- **Exercise requirements**
Which lines in the records below contain the word "will"? Copy each of them.

※

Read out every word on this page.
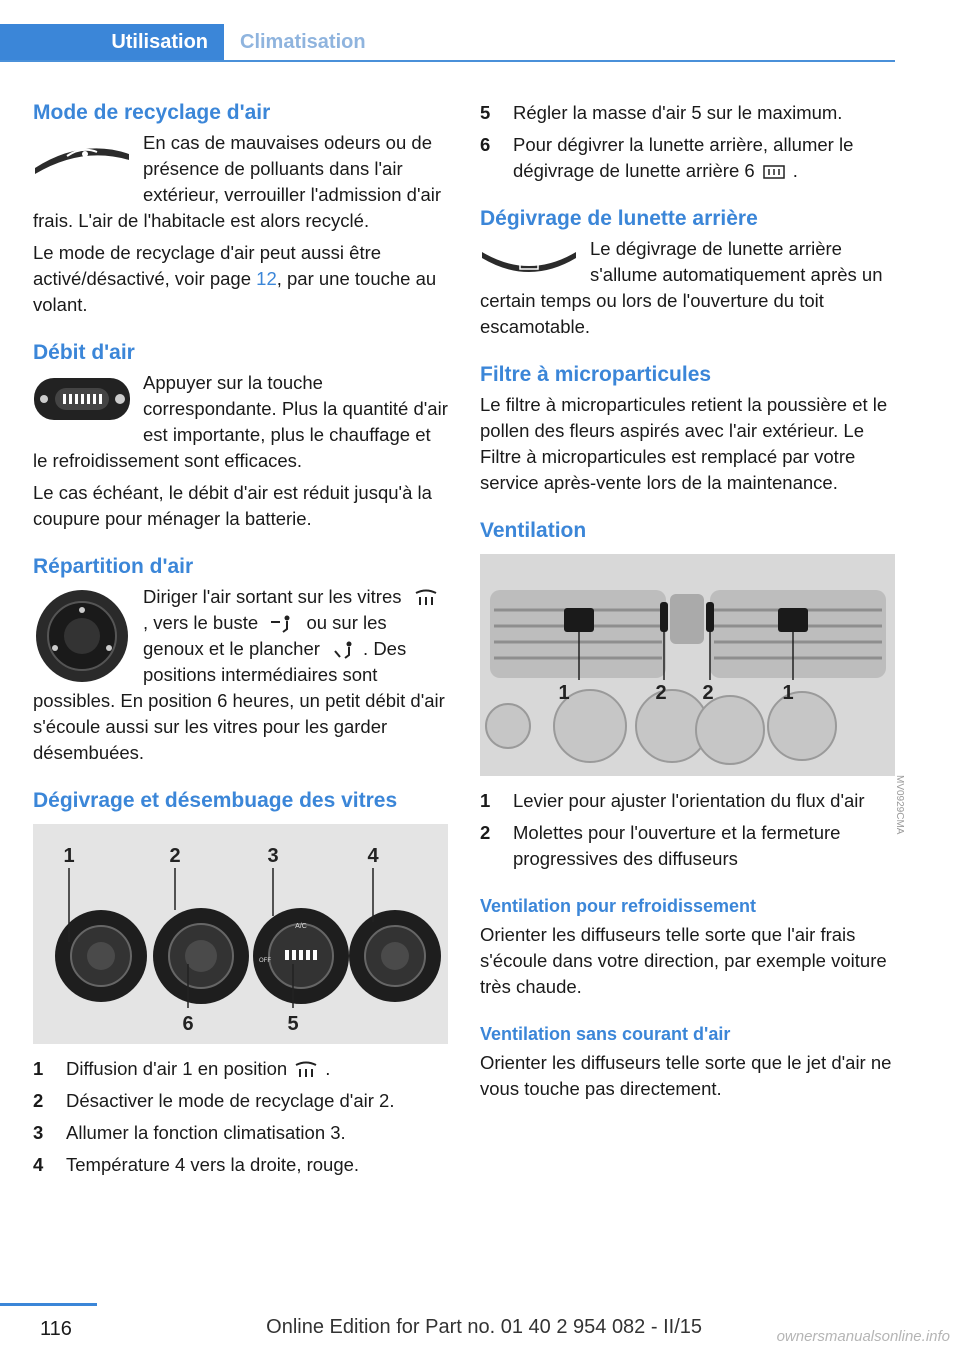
Utilisation	Climatisation
Mode de recyclage d'air

En cas de mauvaises odeurs ou de présence de polluants dans l'air extérieur, verrouiller l'admission d'air frais. L'air de l'habitacle est alors recyclé.

Le mode de recyclage d'air peut aussi être activé/désactivé, voir page 12, par une touche au volant.

Débit d'air

Appuyer sur la touche correspondante. Plus la quantité d'air est importante, plus le chauffage et le refroidissement sont efficaces.

Le cas échéant, le débit d'air est réduit jusqu'à la coupure pour ménager la batterie.

Répartition d'air

Diriger l'air sortant sur les vitres , vers le buste	ou sur les genoux et le plancher . Des positions intermédiaires sont possibles. En position 6 heures, un petit débit d'air s'écoule aussi sur les vitres pour les garder désembuées.

Dégivrage et désembuage des vitres
A/C
OFF
1	2	3	4
6	5
1	Diffusion d'air 1 en position .
2	Désactiver le mode de recyclage d'air 2.
3	Allumer la fonction climatisation 3.
4	Température 4 vers la droite, rouge.
5	Régler la masse d'air 5 sur le maximum.
6	Pour dégivrer la lunette arrière, allumer le dégivrage de lunette arrière 6 .
Dégivrage de lunette arrière

Le dégivrage de lunette arrière s'allume automatiquement après un certain temps ou lors de l'ouverture du toit escamotable.

Filtre à microparticules

Le filtre à microparticules retient la poussière et le pollen des fleurs aspirés avec l'air extérieur. Le Filtre à microparticules est remplacé par votre service après-vente lors de la maintenance.

Ventilation
1	2 2	1
1	Levier pour ajuster l'orientation du flux d'air
2	Molettes pour l'ouverture et la fermeture progressives des diffuseurs
Ventilation pour refroidissement

Orienter les diffuseurs telle sorte que l'air frais s'écoule dans votre direction, par exemple voiture très chaude.

Ventilation sans courant d'air

Orienter les diffuseurs telle sorte que le jet d'air ne vous touche pas directement.

MV0929CMA
116	Online Edition for Part no. 01 40 2 954 082 - II/15	ownersmanualsonline.info
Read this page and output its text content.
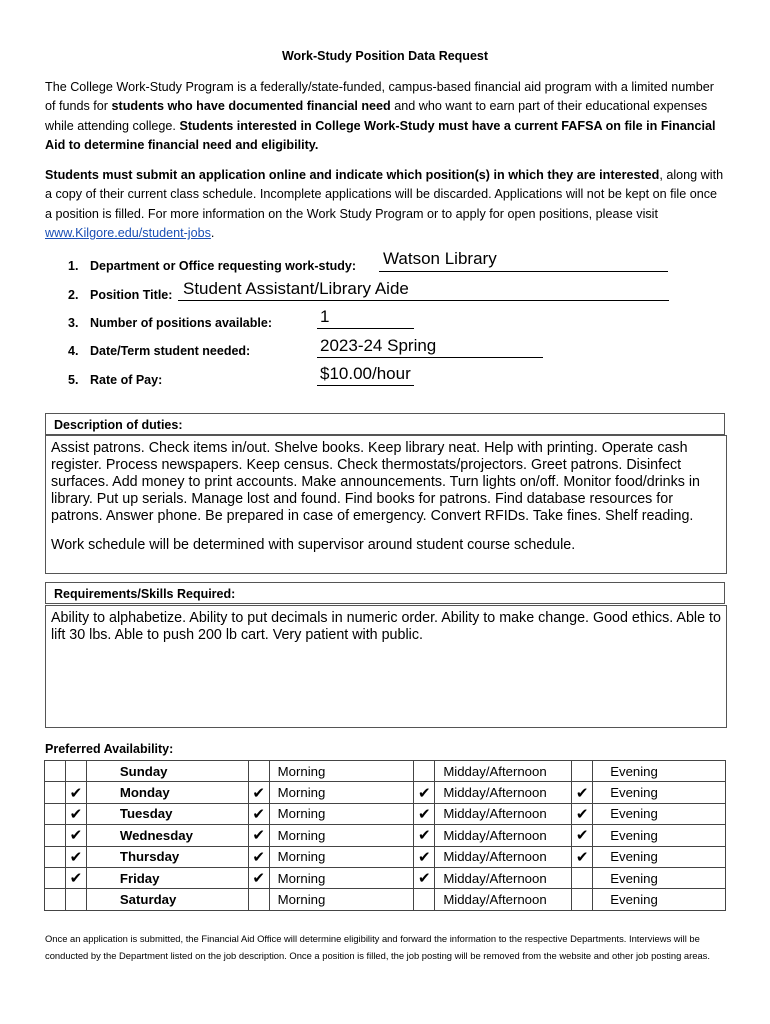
Work-Study Position Data Request
The College Work-Study Program is a federally/state-funded, campus-based financial aid program with a limited number of funds for students who have documented financial need and who want to earn part of their educational expenses while attending college. Students interested in College Work-Study must have a current FAFSA on file in Financial Aid to determine financial need and eligibility.
Students must submit an application online and indicate which position(s) in which they are interested, along with a copy of their current class schedule. Incomplete applications will be discarded. Applications will not be kept on file once a position is filled. For more information on the Work Study Program or to apply for open positions, please visit www.Kilgore.edu/student-jobs.
1. Department or Office requesting work-study: Watson Library
2. Position Title: Student Assistant/Library Aide
3. Number of positions available:	1
4. Date/Term student needed:	2023-24 Spring
5. Rate of Pay:	$10.00/hour
Description of duties:
Assist patrons. Check items in/out. Shelve books. Keep library neat. Help with printing. Operate cash register. Process newspapers. Keep census. Check thermostats/projectors. Greet patrons. Disinfect surfaces. Add money to print accounts. Make announcements. Turn lights on/off. Monitor food/drinks in library. Put up serials. Manage lost and found. Find books for patrons. Find database resources for patrons. Answer phone. Be prepared in case of emergency. Convert RFIDs. Take fines. Shelf reading.
Work schedule will be determined with supervisor around student course schedule.
Requirements/Skills Required:
Ability to alphabetize. Ability to put decimals in numeric order. Ability to make change. Good ethics. Able to lift 30 lbs. Able to push 200 lb cart. Very patient with public.
Preferred Availability:
		Sunday		Morning		Midday/Afternoon		Evening
	✔	Monday	✔	Morning	✔	Midday/Afternoon	✔	Evening
	✔	Tuesday	✔	Morning	✔	Midday/Afternoon	✔	Evening
	✔	Wednesday	✔	Morning	✔	Midday/Afternoon	✔	Evening
	✔	Thursday	✔	Morning	✔	Midday/Afternoon	✔	Evening
	✔	Friday	✔	Morning	✔	Midday/Afternoon		Evening
		Saturday		Morning		Midday/Afternoon		Evening
Once an application is submitted, the Financial Aid Office will determine eligibility and forward the information to the respective Departments. Interviews will be conducted by the Department listed on the job description. Once a position is filled, the job posting will be removed from the website and other job posting areas.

※

- **Problem solution**
Students must submit an application online and indicate which position(s) in which they are interested, along with a copy of their current class schedule. Incomplete applications will be discarded. Applications will not be kept on file once a position is filled. For more information on the Work Study Program or to apply for open positions, please visit www.Kilgore.edu/student-jobs.
Work schedule will be determined with supervisor around student course schedule.
Once an application is submitted, the Financial Aid Office will determine eligibility and forward the information to the respective Departments. Interviews will be conducted by the Department listed on the job description. Once a position is filled, the job posting will be removed from the website and other job posting areas.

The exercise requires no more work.